Saved entries:
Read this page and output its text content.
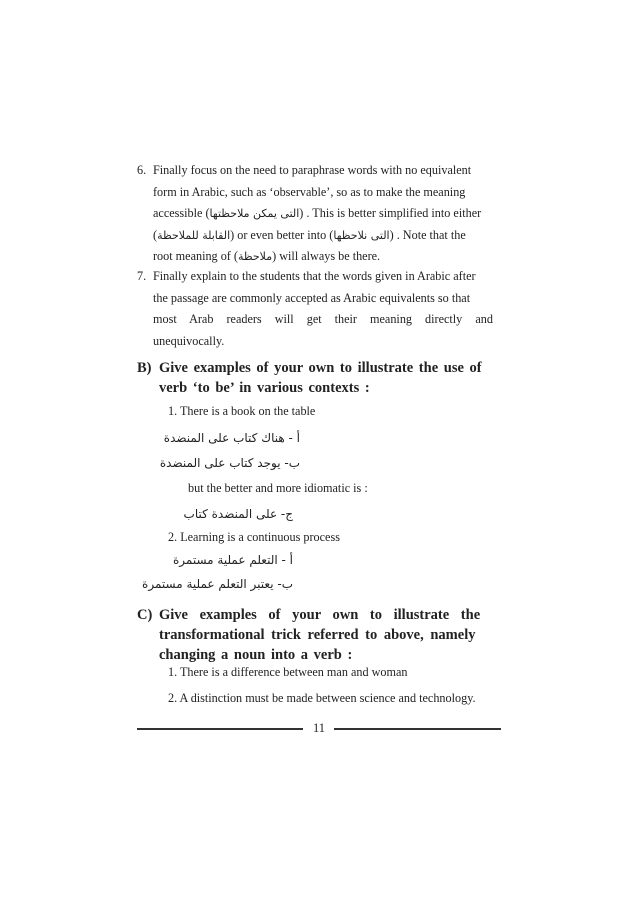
6. Finally focus on the need to paraphrase words with no equivalent
form in Arabic, such as ‘observable’, so as to make the meaning
accessible (التى يمكن ملاحظتها) . This is better simplified into either
(القابلة للملاحظة) or even better into (التى نلاحظها) . Note that the
root meaning of (ملاحظة) will always be there.
7. Finally explain to the students that the words given in Arabic after
the passage are commonly accepted as Arabic equivalents so that
most Arab readers will get their meaning directly and
unequivocally.
B) Give examples of your own to illustrate the use of
verb ‘to be’ in various contexts :
1. There is a book on the table
أ - هناك كتاب على المنضدة
ب- يوجد كتاب على المنضدة
but the better and more idiomatic is :
ج- على المنضدة كتاب
2. Learning is a continuous process
أ - التعلم عملية مستمرة
ب- يعتبر التعلم عملية مستمرة
C) Give examples of your own to illustrate the
transformational trick referred to above, namely
changing a noun into a verb :
1. There is a difference between man and woman
2. A distinction must be made between science and technology.
11
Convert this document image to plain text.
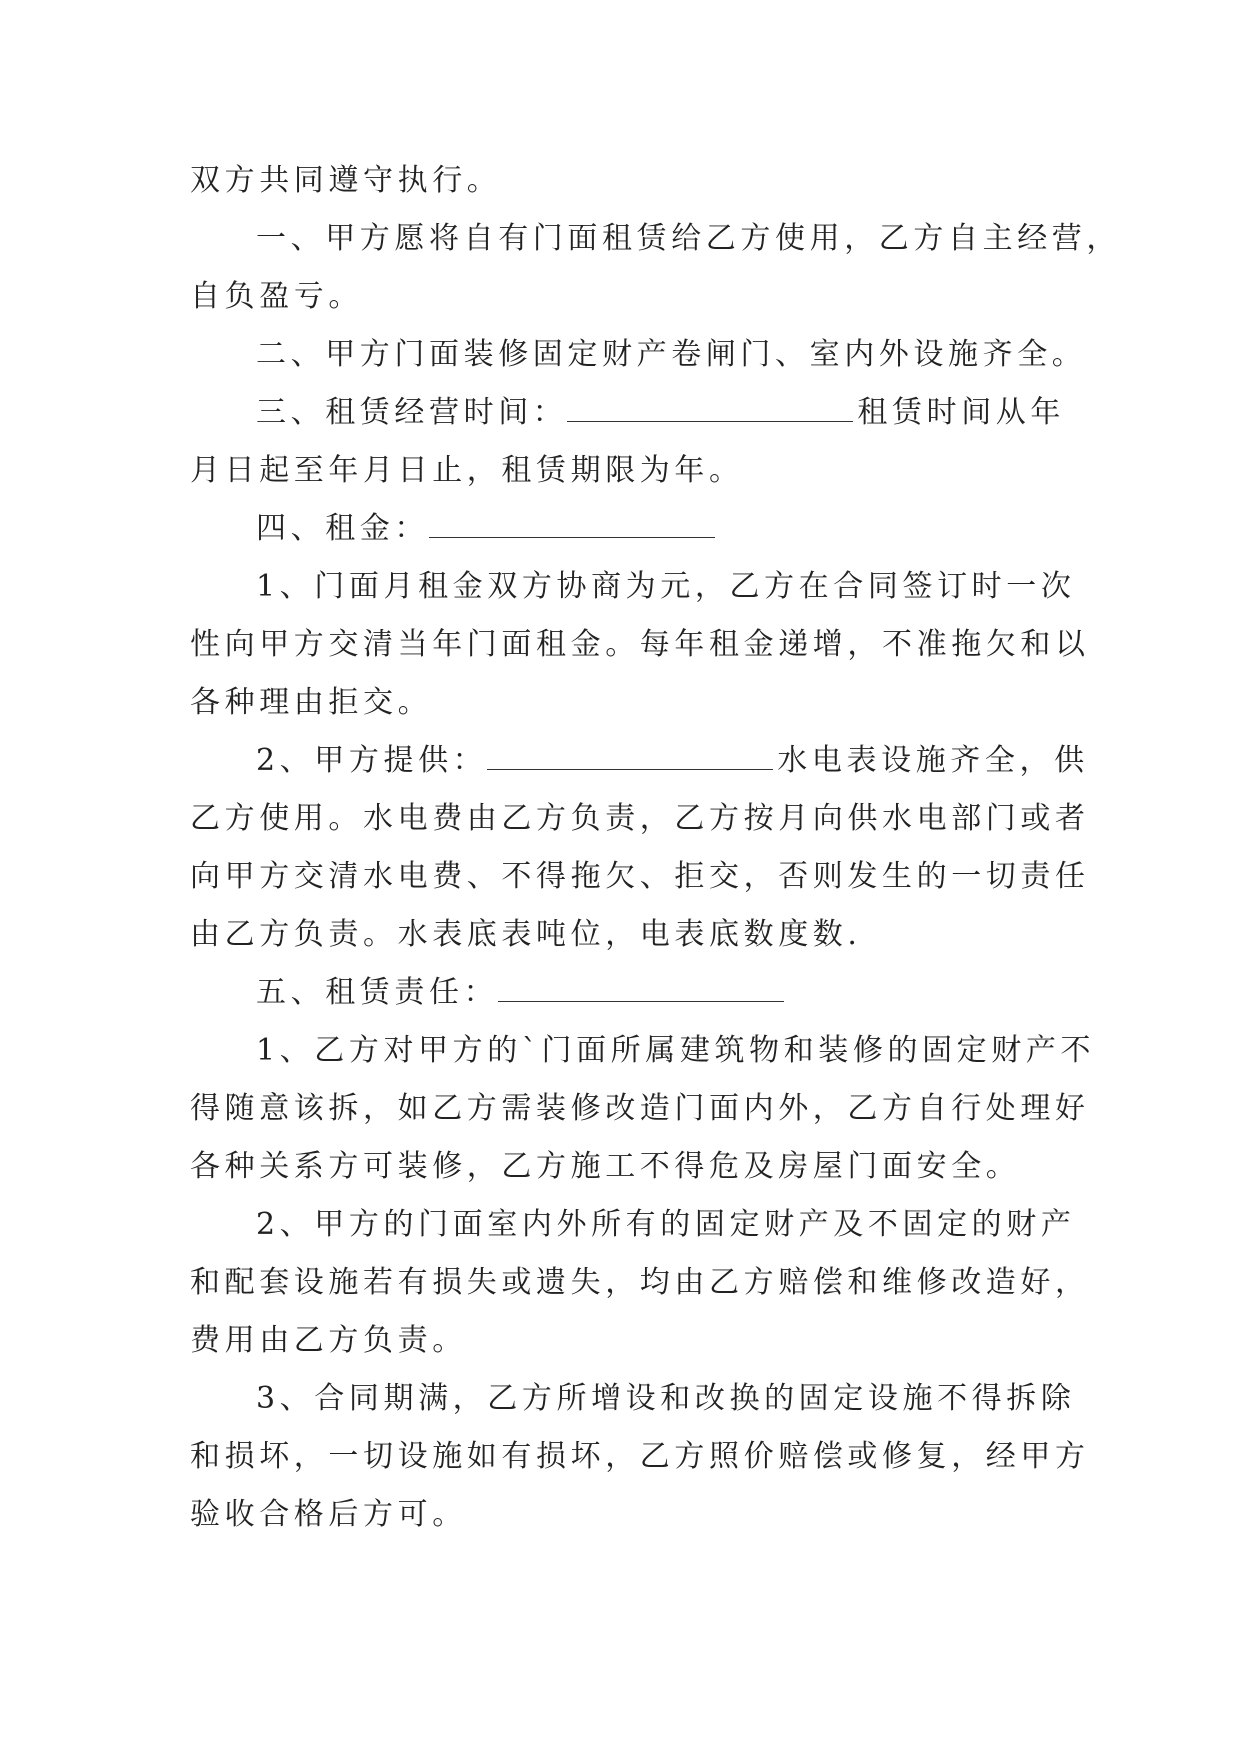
双方共同遵守执行。

一、甲方愿将自有门面租赁给乙方使用，乙方自主经营，

自负盈亏。

二、甲方门面装修固定财产卷闸门、室内外设施齐全。

三、租赁经营时间：	租赁时间从年

月日起至年月日止，租赁期限为年。

四、租金：

1、门面月租金双方协商为元，乙方在合同签订时一次

性向甲方交清当年门面租金。每年租金递增，不准拖欠和以

各种理由拒交。

2、甲方提供：	水电表设施齐全，供

乙方使用。水电费由乙方负责，乙方按月向供水电部门或者

向甲方交清水电费、不得拖欠、拒交，否则发生的一切责任

由乙方负责。水表底表吨位，电表底数度数.

五、租赁责任：

1、乙方对甲方的`门面所属建筑物和装修的固定财产不

得随意该拆，如乙方需装修改造门面内外，乙方自行处理好

各种关系方可装修，乙方施工不得危及房屋门面安全。

2、甲方的门面室内外所有的固定财产及不固定的财产

和配套设施若有损失或遗失，均由乙方赔偿和维修改造好，

费用由乙方负责。

3、合同期满，乙方所增设和改换的固定设施不得拆除

和损坏，一切设施如有损坏，乙方照价赔偿或修复，经甲方

验收合格后方可。
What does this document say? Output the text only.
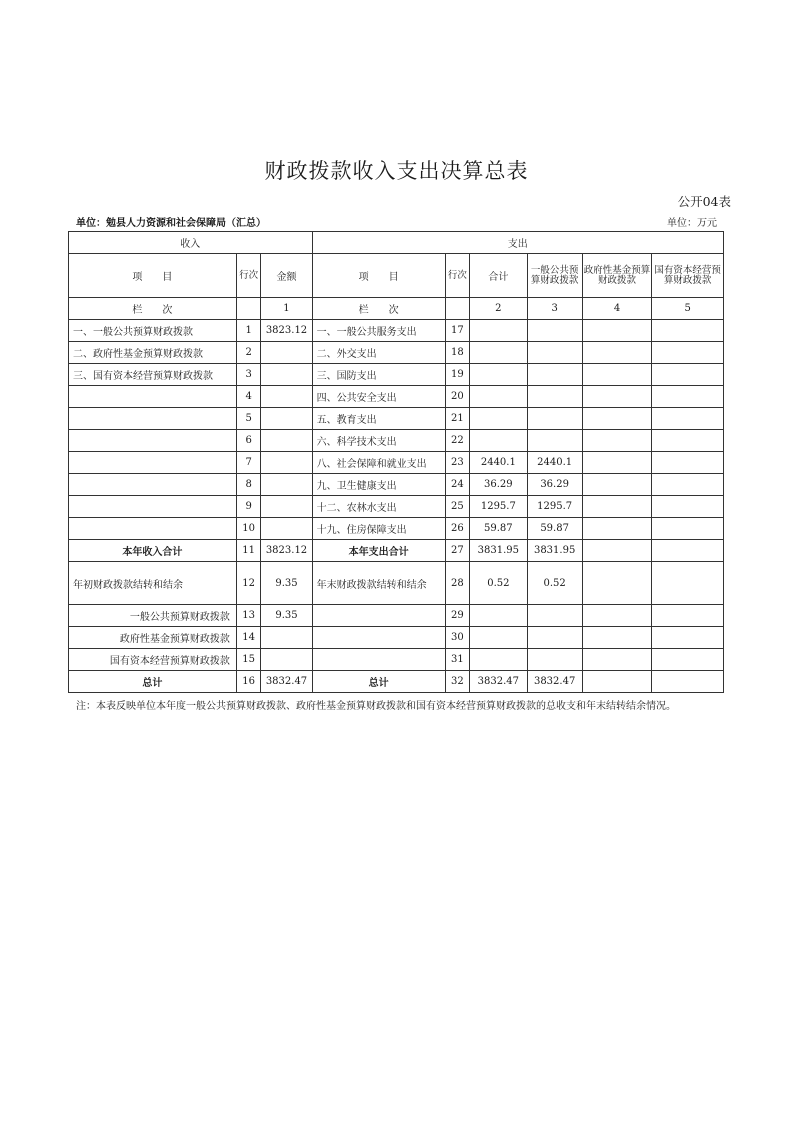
财政拨款收入支出决算总表
公开04表
单位：勉县人力资源和社会保障局（汇总）	单位：万元
收入			支出					
项　　目	行次	金额	项　　目	行次	合计	一般公共预算财政拨款	政府性基金预算财政拨款	国有资本经营预算财政拨款
栏　　次		1	栏　　次		2	3	4	5
一、一般公共预算财政拨款	1	3823.12	一、一般公共服务支出	17				
二、政府性基金预算财政拨款	2		二、外交支出	18				
三、国有资本经营预算财政拨款	3		三、国防支出	19				
	4		四、公共安全支出	20				
	5		五、教育支出	21				
	6		六、科学技术支出	22				
	7		八、社会保障和就业支出	23	2440.1	2440.1		
	8		九、卫生健康支出	24	36.29	36.29		
	9		十二、农林水支出	25	1295.7	1295.7		
	10		十九、住房保障支出	26	59.87	59.87		
本年收入合计	11	3823.12	本年支出合计	27	3831.95	3831.95		
年初财政拨款结转和结余	12	9.35	年末财政拨款结转和结余	28	0.52	0.52		
一般公共预算财政拨款	13	9.35		29				
政府性基金预算财政拨款	14			30				
国有资本经营预算财政拨款	15			31				
总计	16	3832.47	总计	32	3832.47	3832.47		
注：本表反映单位本年度一般公共预算财政拨款、政府性基金预算财政拨款和国有资本经营预算财政拨款的总收支和年末结转结余情况。
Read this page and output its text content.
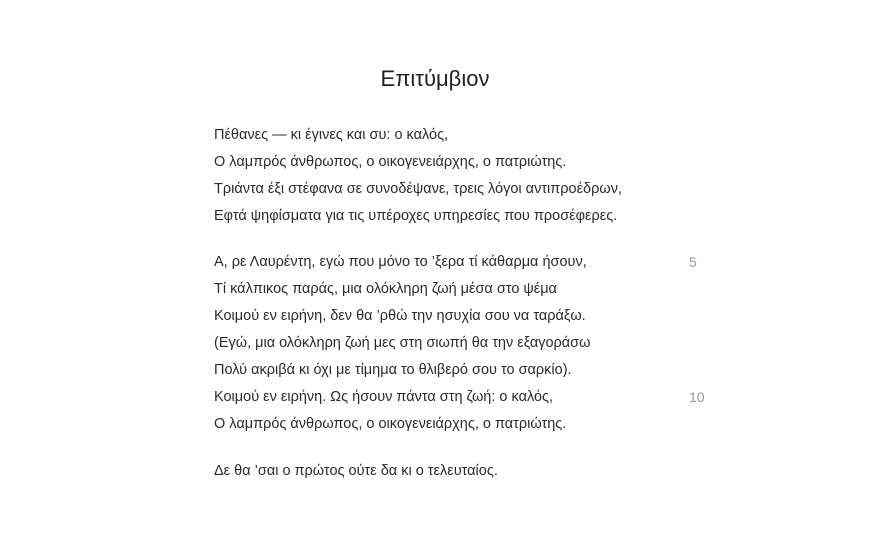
Επιτύμβιον
Πέθανες — κι έγινες και συ: ο καλός,
Ο λαμπρός άνθρωπος, ο οικογενειάρχης, ο πατριώτης.
Τριάντα έξι στέφανα σε συνοδέψανε, τρεις λόγοι αντιπροέδρων,
Εφτά ψηφίσματα για τις υπέροχες υπηρεσίες που προσέφερες.
Α, ρε Λαυρέντη, εγώ που μόνο το ’ξερα τί κάθαρμα ήσουν,	5
Τί κάλπικος παράς, μια ολόκληρη ζωή μέσα στο ψέμα
Κοιμού εν ειρήνη, δεν θα ’ρθώ την ησυχία σου να ταράξω.
(Εγώ, μια ολόκληρη ζωή μες στη σιωπή θα την εξαγοράσω
Πολύ ακριβά κι όχι με τίμημα το θλιβερό σου το σαρκίο).
Κοιμού εν ειρήνη. Ως ήσουν πάντα στη ζωή: ο καλός,	10
Ο λαμπρός άνθρωπος, ο οικογενειάρχης, ο πατριώτης.
Δε θα ’σαι ο πρώτος ούτε δα κι ο τελευταίος.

EXERCISE TASK
Restate the listing above word for word, and skip the pictures.

COMPLETE ANSWER
Read this page and output its text content.
6. Finally focus on the need to paraphrase words with no equivalent
form in Arabic, such as ‘observable’, so as to make the meaning
accessible (التى يمكن ملاحظتها) . This is better simplified into either
(القابلة للملاحظة) or even better into (التى نلاحظها) . Note that the
root meaning of (ملاحظة) will always be there.
7. Finally explain to the students that the words given in Arabic after
the passage are commonly accepted as Arabic equivalents so that
most Arab readers will get their meaning directly and
unequivocally.
B) Give examples of your own to illustrate the use of
verb ‘to be’ in various contexts :
1. There is a book on the table
أ - هناك كتاب على المنضدة
ب- يوجد كتاب على المنضدة
but the better and more idiomatic is :
ج- على المنضدة كتاب
2. Learning is a continuous process
أ - التعلم عملية مستمرة
ب- يعتبر التعلم عملية مستمرة
C) Give examples of your own to illustrate the
transformational trick referred to above, namely
changing a noun into a verb :
1. There is a difference between man and woman
2. A distinction must be made between science and technology.
11
Convert this document image to plain text.
双方共同遵守执行。

一、甲方愿将自有门面租赁给乙方使用，乙方自主经营，

自负盈亏。

二、甲方门面装修固定财产卷闸门、室内外设施齐全。

三、租赁经营时间：	租赁时间从年

月日起至年月日止，租赁期限为年。

四、租金：

1、门面月租金双方协商为元，乙方在合同签订时一次

性向甲方交清当年门面租金。每年租金递增，不准拖欠和以

各种理由拒交。

2、甲方提供：	水电表设施齐全，供

乙方使用。水电费由乙方负责，乙方按月向供水电部门或者

向甲方交清水电费、不得拖欠、拒交，否则发生的一切责任

由乙方负责。水表底表吨位，电表底数度数.

五、租赁责任：

1、乙方对甲方的`门面所属建筑物和装修的固定财产不

得随意该拆，如乙方需装修改造门面内外，乙方自行处理好

各种关系方可装修，乙方施工不得危及房屋门面安全。

2、甲方的门面室内外所有的固定财产及不固定的财产

和配套设施若有损失或遗失，均由乙方赔偿和维修改造好，

费用由乙方负责。

3、合同期满，乙方所增设和改换的固定设施不得拆除

和损坏，一切设施如有损坏，乙方照价赔偿或修复，经甲方

验收合格后方可。
What does this document say? Output the text only.
财政拨款收入支出决算总表
公开04表
单位：勉县人力资源和社会保障局（汇总）	单位：万元
收入			支出					
项　　目	行次	金额	项　　目	行次	合计	一般公共预算财政拨款	政府性基金预算财政拨款	国有资本经营预算财政拨款
栏　　次		1	栏　　次		2	3	4	5
一、一般公共预算财政拨款	1	3823.12	一、一般公共服务支出	17				
二、政府性基金预算财政拨款	2		二、外交支出	18				
三、国有资本经营预算财政拨款	3		三、国防支出	19				
	4		四、公共安全支出	20				
	5		五、教育支出	21				
	6		六、科学技术支出	22				
	7		八、社会保障和就业支出	23	2440.1	2440.1		
	8		九、卫生健康支出	24	36.29	36.29		
	9		十二、农林水支出	25	1295.7	1295.7		
	10		十九、住房保障支出	26	59.87	59.87		
本年收入合计	11	3823.12	本年支出合计	27	3831.95	3831.95		
年初财政拨款结转和结余	12	9.35	年末财政拨款结转和结余	28	0.52	0.52		
一般公共预算财政拨款	13	9.35		29				
政府性基金预算财政拨款	14			30				
国有资本经营预算财政拨款	15			31				
总计	16	3832.47	总计	32	3832.47	3832.47		
注：本表反映单位本年度一般公共预算财政拨款、政府性基金预算财政拨款和国有资本经营预算财政拨款的总收支和年末结转结余情况。
Read this page and output its text content.
Επιτύμβιον
Πέθανες — κι έγινες και συ: ο καλός,
Ο λαμπρός άνθρωπος, ο οικογενειάρχης, ο πατριώτης.
Τριάντα έξι στέφανα σε συνοδέψανε, τρεις λόγοι αντιπροέδρων,
Εφτά ψηφίσματα για τις υπέροχες υπηρεσίες που προσέφερες.
Α, ρε Λαυρέντη, εγώ που μόνο το ’ξερα τί κάθαρμα ήσουν,	5
Τί κάλπικος παράς, μια ολόκληρη ζωή μέσα στο ψέμα
Κοιμού εν ειρήνη, δεν θα ’ρθώ την ησυχία σου να ταράξω.
(Εγώ, μια ολόκληρη ζωή μες στη σιωπή θα την εξαγοράσω
Πολύ ακριβά κι όχι με τίμημα το θλιβερό σου το σαρκίο).
Κοιμού εν ειρήνη. Ως ήσουν πάντα στη ζωή: ο καλός,	10
Ο λαμπρός άνθρωπος, ο οικογενειάρχης, ο πατριώτης.
Δε θα ’σαι ο πρώτος ούτε δα κι ο τελευταίος.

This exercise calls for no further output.